>>>

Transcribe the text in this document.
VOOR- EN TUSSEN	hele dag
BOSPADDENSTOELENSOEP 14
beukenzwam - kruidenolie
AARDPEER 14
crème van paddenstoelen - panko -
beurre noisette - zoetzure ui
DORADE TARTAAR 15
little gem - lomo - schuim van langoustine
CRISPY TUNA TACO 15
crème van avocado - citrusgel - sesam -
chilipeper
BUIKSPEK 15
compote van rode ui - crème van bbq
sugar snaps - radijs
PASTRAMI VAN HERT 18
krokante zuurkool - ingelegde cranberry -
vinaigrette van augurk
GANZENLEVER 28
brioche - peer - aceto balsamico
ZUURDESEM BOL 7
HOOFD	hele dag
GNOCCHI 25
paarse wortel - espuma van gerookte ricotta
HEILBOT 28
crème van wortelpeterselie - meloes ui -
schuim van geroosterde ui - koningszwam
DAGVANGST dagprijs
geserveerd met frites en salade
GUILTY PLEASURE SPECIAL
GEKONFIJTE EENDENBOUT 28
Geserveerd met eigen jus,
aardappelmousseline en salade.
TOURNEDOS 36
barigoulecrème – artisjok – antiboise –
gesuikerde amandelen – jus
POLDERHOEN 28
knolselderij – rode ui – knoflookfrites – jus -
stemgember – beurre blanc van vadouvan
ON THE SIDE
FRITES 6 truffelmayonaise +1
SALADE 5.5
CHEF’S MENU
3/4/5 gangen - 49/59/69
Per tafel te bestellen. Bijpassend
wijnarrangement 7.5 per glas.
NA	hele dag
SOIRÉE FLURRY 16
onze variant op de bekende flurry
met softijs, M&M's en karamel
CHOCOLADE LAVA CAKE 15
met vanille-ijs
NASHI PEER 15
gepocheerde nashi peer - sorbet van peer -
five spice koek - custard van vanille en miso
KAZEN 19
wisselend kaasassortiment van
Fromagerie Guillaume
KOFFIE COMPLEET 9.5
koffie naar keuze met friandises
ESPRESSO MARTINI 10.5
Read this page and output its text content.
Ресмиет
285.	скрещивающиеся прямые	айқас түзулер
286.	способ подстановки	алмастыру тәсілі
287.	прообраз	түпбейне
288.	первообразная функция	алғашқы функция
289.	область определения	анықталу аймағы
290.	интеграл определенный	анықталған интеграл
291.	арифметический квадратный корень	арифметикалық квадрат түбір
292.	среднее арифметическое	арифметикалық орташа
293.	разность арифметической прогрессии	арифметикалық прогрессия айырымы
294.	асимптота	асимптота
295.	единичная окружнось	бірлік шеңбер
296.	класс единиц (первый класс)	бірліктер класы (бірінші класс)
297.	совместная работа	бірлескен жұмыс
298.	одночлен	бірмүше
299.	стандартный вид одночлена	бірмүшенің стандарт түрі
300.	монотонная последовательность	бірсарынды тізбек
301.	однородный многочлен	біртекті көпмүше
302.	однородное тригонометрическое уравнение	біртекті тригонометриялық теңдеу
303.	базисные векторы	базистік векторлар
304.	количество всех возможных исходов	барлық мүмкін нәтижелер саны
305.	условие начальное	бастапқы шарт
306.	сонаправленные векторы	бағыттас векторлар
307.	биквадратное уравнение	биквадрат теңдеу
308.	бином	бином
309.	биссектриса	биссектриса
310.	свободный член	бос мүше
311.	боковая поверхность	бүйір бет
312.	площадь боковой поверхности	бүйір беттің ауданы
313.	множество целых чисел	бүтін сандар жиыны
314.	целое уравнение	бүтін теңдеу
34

<<<

▶ WHAT THE TASK REQUIRES:
Where a line of the entries contains the word "rode", copy that line.

▶ ANSWER TO THIS PROBLEM:
compote van rode ui - crème van bbq
knolselderij – rode ui – knoflookfrites – jus -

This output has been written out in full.